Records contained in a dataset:

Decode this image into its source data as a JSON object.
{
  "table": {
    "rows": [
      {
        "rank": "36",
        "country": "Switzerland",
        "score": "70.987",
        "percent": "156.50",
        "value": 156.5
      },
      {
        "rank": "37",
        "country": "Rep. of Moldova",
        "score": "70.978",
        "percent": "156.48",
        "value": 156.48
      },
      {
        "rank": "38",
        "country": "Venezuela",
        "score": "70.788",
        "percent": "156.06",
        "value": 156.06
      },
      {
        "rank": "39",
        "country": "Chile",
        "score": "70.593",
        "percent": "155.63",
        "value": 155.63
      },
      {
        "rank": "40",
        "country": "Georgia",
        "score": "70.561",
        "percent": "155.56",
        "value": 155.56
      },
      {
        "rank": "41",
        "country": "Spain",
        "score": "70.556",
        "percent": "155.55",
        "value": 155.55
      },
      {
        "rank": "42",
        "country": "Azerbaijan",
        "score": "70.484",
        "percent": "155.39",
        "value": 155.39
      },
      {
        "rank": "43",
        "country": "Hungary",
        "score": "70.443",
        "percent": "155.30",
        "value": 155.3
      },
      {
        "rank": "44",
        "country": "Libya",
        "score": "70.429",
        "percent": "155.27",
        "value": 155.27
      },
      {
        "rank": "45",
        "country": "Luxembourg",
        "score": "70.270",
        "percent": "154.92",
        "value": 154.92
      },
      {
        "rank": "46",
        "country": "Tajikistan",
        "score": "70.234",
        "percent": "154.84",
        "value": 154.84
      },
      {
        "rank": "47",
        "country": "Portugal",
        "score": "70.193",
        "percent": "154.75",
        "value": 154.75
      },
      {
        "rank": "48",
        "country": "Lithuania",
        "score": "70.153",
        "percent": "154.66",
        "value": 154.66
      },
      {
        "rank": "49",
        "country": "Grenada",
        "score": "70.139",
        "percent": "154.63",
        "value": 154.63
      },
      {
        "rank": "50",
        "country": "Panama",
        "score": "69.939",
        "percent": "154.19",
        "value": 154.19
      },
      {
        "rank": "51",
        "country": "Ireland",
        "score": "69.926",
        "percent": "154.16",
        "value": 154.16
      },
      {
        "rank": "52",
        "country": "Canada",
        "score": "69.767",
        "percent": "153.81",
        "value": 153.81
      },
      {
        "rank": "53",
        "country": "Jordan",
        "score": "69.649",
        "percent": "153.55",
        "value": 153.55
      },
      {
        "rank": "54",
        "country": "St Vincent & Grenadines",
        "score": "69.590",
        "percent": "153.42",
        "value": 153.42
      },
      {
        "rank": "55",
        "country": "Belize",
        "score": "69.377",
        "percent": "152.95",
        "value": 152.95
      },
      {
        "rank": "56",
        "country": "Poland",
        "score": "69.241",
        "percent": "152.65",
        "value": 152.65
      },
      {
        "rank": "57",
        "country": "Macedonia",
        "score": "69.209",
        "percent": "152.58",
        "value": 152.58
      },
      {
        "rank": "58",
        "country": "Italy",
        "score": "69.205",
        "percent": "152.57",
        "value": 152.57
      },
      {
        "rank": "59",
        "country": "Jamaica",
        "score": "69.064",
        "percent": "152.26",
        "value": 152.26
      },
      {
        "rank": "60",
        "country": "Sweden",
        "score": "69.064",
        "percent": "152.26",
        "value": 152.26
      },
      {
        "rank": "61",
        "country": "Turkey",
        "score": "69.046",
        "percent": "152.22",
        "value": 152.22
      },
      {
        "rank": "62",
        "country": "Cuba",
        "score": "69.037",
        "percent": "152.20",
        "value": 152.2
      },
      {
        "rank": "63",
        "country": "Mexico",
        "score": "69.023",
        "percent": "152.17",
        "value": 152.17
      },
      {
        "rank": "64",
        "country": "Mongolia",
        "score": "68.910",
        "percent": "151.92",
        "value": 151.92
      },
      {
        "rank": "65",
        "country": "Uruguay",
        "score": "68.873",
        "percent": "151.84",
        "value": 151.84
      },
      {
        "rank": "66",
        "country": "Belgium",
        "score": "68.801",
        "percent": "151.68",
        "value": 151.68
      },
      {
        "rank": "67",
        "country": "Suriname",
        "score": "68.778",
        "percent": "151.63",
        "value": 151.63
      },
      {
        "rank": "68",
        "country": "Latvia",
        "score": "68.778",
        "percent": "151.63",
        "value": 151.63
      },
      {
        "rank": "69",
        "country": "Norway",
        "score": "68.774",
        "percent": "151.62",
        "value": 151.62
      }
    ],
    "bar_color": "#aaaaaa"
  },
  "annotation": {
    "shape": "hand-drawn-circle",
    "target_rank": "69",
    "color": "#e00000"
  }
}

> Challenge
Reproduce every line of the data verbatim.

> Complete output
Decode this image into its source data as a JSON object.
{
  "table": {
    "rows": [
      {
        "rank": "36",
        "country": "Switzerland",
        "score": "70.987",
        "percent": "156.50",
        "value": 156.5
      },
      {
        "rank": "37",
        "country": "Rep. of Moldova",
        "score": "70.978",
        "percent": "156.48",
        "value": 156.48
      },
      {
        "rank": "38",
        "country": "Venezuela",
        "score": "70.788",
        "percent": "156.06",
        "value": 156.06
      },
      {
        "rank": "39",
        "country": "Chile",
        "score": "70.593",
        "percent": "155.63",
        "value": 155.63
      },
      {
        "rank": "40",
        "country": "Georgia",
        "score": "70.561",
        "percent": "155.56",
        "value": 155.56
      },
      {
        "rank": "41",
        "country": "Spain",
        "score": "70.556",
        "percent": "155.55",
        "value": 155.55
      },
      {
        "rank": "42",
        "country": "Azerbaijan",
        "score": "70.484",
        "percent": "155.39",
        "value": 155.39
      },
      {
        "rank": "43",
        "country": "Hungary",
        "score": "70.443",
        "percent": "155.30",
        "value": 155.3
      },
      {
        "rank": "44",
        "country": "Libya",
        "score": "70.429",
        "percent": "155.27",
        "value": 155.27
      },
      {
        "rank": "45",
        "country": "Luxembourg",
        "score": "70.270",
        "percent": "154.92",
        "value": 154.92
      },
      {
        "rank": "46",
        "country": "Tajikistan",
        "score": "70.234",
        "percent": "154.84",
        "value": 154.84
      },
      {
        "rank": "47",
        "country": "Portugal",
        "score": "70.193",
        "percent": "154.75",
        "value": 154.75
      },
      {
        "rank": "48",
        "country": "Lithuania",
        "score": "70.153",
        "percent": "154.66",
        "value": 154.66
      },
      {
        "rank": "49",
        "country": "Grenada",
        "score": "70.139",
        "percent": "154.63",
        "value": 154.63
      },
      {
        "rank": "50",
        "country": "Panama",
        "score": "69.939",
        "percent": "154.19",
        "value": 154.19
      },
      {
        "rank": "51",
        "country": "Ireland",
        "score": "69.926",
        "percent": "154.16",
        "value": 154.16
      },
      {
        "rank": "52",
        "country": "Canada",
        "score": "69.767",
        "percent": "153.81",
        "value": 153.81
      },
      {
        "rank": "53",
        "country": "Jordan",
        "score": "69.649",
        "percent": "153.55",
        "value": 153.55
      },
      {
        "rank": "54",
        "country": "St Vincent & Grenadines",
        "score": "69.590",
        "percent": "153.42",
        "value": 153.42
      },
      {
        "rank": "55",
        "country": "Belize",
        "score": "69.377",
        "percent": "152.95",
        "value": 152.95
      },
      {
        "rank": "56",
        "country": "Poland",
        "score": "69.241",
        "percent": "152.65",
        "value": 152.65
      },
      {
        "rank": "57",
        "country": "Macedonia",
        "score": "69.209",
        "percent": "152.58",
        "value": 152.58
      },
      {
        "rank": "58",
        "country": "Italy",
        "score": "69.205",
        "percent": "152.57",
        "value": 152.57
      },
      {
        "rank": "59",
        "country": "Jamaica",
        "score": "69.064",
        "percent": "152.26",
        "value": 152.26
      },
      {
        "rank": "60",
        "country": "Sweden",
        "score": "69.064",
        "percent": "152.26",
        "value": 152.26
      },
      {
        "rank": "61",
        "country": "Turkey",
        "score": "69.046",
        "percent": "152.22",
        "value": 152.22
      },
      {
        "rank": "62",
        "country": "Cuba",
        "score": "69.037",
        "percent": "152.20",
        "value": 152.2
      },
      {
        "rank": "63",
        "country": "Mexico",
        "score": "69.023",
        "percent": "152.17",
        "value": 152.17
      },
      {
        "rank": "64",
        "country": "Mongolia",
        "score": "68.910",
        "percent": "151.92",
        "value": 151.92
      },
      {
        "rank": "65",
        "country": "Uruguay",
        "score": "68.873",
        "percent": "151.84",
        "value": 151.84
      },
      {
        "rank": "66",
        "country": "Belgium",
        "score": "68.801",
        "percent": "151.68",
        "value": 151.68
      },
      {
        "rank": "67",
        "country": "Suriname",
        "score": "68.778",
        "percent": "151.63",
        "value": 151.63
      },
      {
        "rank": "68",
        "country": "Latvia",
        "score": "68.778",
        "percent": "151.63",
        "value": 151.63
      },
      {
        "rank": "69",
        "country": "Norway",
        "score": "68.774",
        "percent": "151.62",
        "value": 151.62
      }
    ],
    "bar_color": "#aaaaaa"
  },
  "annotation": {
    "shape": "hand-drawn-circle",
    "target_rank": "69",
    "color": "#e00000"
  }
}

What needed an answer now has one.